Excerpt>
===============

As I sit with my clients and hear their struggles, I can’t help but empathize. I know life can be hard. After all, I’m a person too and have experienced hard times. But I also know there are ways to ease the struggles and to heal from emotional pain making it so they can more fully participate in life and approach their days with hope and a sense of well-being.
We are multi-dimensional creatures and as such we all have different ways of being, feeling, or reacting at any given time. You have probably said some like “a part of me wants to do that, but another part of me doesn’t. I’m really not sure what I should do.” It could be there is a dialogue running through your mind about what you should do or how you should feel. Sometimes you feel caught between adult and child emotions and choices while other times you may feel parts of yourself urging you to do things you later regret. There are times when these parts seem to speak quite loudly to you while but sometimes the voices or thoughts can be just a whisper or expressed through bodily feelings in the form of anxiety, depression, or perhaps pleasure. What is important to know, is that if you become aware of and listen to what is going on inside rather than overreacting or running from these voices or feelings, they may actually help you make better choices or help you heal.

===============

Listed records>

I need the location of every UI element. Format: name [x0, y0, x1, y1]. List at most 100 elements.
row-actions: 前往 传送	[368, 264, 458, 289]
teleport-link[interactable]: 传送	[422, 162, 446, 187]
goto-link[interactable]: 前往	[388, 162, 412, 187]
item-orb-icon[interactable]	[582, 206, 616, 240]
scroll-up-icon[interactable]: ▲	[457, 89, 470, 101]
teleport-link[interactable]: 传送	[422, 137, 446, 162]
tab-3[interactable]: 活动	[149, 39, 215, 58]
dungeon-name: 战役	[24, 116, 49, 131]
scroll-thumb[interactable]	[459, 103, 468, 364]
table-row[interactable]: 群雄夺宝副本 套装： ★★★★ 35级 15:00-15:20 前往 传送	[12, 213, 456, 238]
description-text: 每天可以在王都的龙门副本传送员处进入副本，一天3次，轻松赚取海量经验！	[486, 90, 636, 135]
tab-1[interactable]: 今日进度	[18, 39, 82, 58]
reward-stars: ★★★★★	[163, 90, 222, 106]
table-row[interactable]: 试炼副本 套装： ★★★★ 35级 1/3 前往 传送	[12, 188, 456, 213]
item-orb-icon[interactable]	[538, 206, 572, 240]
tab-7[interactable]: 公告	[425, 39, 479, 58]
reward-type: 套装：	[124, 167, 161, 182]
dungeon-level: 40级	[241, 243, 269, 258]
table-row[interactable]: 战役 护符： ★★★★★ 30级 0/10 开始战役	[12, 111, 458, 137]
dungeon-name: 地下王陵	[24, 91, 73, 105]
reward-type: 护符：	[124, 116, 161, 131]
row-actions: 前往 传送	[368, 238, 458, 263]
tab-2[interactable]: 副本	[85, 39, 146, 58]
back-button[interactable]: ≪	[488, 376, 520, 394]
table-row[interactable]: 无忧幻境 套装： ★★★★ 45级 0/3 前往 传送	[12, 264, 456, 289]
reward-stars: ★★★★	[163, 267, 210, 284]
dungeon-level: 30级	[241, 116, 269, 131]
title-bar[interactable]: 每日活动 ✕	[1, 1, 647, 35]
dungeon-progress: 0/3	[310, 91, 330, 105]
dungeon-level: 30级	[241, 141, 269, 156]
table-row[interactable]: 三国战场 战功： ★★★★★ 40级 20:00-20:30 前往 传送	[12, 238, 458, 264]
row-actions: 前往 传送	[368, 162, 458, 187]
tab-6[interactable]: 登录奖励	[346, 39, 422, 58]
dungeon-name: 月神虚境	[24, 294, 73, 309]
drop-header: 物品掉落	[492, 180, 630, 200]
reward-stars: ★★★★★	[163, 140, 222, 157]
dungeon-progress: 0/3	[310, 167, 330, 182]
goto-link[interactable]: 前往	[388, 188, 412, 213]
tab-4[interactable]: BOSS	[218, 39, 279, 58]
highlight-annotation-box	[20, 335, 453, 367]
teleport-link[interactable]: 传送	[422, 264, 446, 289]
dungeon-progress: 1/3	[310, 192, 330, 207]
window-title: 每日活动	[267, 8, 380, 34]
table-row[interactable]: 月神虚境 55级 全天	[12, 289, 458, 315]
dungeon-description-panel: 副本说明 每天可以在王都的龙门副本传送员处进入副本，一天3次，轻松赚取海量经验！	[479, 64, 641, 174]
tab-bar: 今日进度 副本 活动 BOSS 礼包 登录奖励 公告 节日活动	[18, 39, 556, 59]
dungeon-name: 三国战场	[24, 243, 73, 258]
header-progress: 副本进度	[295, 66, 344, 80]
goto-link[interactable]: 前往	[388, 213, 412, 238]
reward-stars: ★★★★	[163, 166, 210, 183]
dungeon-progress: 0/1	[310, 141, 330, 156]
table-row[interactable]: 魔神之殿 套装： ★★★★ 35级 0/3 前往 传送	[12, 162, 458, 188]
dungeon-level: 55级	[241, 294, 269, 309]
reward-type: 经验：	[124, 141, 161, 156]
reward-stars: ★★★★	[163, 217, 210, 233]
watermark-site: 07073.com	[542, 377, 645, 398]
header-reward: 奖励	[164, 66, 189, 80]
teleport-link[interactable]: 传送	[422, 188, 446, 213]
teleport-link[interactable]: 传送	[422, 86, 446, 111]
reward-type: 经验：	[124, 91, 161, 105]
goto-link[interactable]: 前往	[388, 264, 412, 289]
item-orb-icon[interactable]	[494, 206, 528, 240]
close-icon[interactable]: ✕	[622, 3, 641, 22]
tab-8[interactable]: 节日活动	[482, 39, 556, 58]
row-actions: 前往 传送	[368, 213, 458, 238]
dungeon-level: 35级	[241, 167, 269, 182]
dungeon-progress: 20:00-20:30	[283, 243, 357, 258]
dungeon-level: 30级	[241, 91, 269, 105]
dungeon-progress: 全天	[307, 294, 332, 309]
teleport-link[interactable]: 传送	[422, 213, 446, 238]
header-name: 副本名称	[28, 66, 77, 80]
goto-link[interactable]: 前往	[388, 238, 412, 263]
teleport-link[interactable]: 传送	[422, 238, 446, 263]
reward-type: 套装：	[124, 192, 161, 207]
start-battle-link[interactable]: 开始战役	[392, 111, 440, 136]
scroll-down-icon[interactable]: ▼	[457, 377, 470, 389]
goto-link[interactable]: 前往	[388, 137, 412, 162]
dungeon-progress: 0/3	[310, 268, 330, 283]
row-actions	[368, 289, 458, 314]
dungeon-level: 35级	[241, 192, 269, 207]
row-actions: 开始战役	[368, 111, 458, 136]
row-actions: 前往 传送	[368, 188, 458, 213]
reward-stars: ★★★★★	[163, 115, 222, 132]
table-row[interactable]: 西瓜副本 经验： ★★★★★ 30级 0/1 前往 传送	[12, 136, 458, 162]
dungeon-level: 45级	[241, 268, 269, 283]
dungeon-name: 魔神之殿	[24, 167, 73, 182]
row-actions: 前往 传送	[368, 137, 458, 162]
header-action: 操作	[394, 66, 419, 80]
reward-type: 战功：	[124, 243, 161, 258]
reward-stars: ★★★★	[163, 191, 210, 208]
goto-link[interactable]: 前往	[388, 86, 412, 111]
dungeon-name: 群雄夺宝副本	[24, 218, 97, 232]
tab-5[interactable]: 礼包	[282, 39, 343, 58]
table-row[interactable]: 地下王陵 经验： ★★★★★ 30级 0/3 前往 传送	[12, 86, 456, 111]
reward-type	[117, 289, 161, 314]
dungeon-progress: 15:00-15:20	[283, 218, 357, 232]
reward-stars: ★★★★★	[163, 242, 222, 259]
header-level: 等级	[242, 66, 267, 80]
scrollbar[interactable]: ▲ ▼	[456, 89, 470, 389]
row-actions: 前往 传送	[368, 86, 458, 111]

===============

About this task>
Continue the passage about listening to the inner parts of oneself, starting right after its last sentence. The rows above are not used in this exercise.

Answer to this problem>
Of course, the question is, how do you do I this? The first thing you do is to become consciously aware of your inner voices, your parts, the feelings in your body. You can do this intuitively or you can go quietly inside yourself more meditatively and with acceptance and patience and explore your internal world. Without judgment and without expectation, be open to what your voices say, what your body is trying to tell you. Notice your responses to situations–consider how you feel and what you do particularly those times that distress you. Do certain situations trigger feelings of confusion or of anger? Or do you sense an internal chaos, dis-ease, or do you recognize that you have certain knee-jerk reactions to words or situations. Become curious. For example, ask yourself why is that every time someone criticizes you, gives you “that look”, someone tells you what to do, or someone doesn’t listen to you that you react the way you do. What happens every time you break up with someone or you are left alone? What do you feel? How do you act?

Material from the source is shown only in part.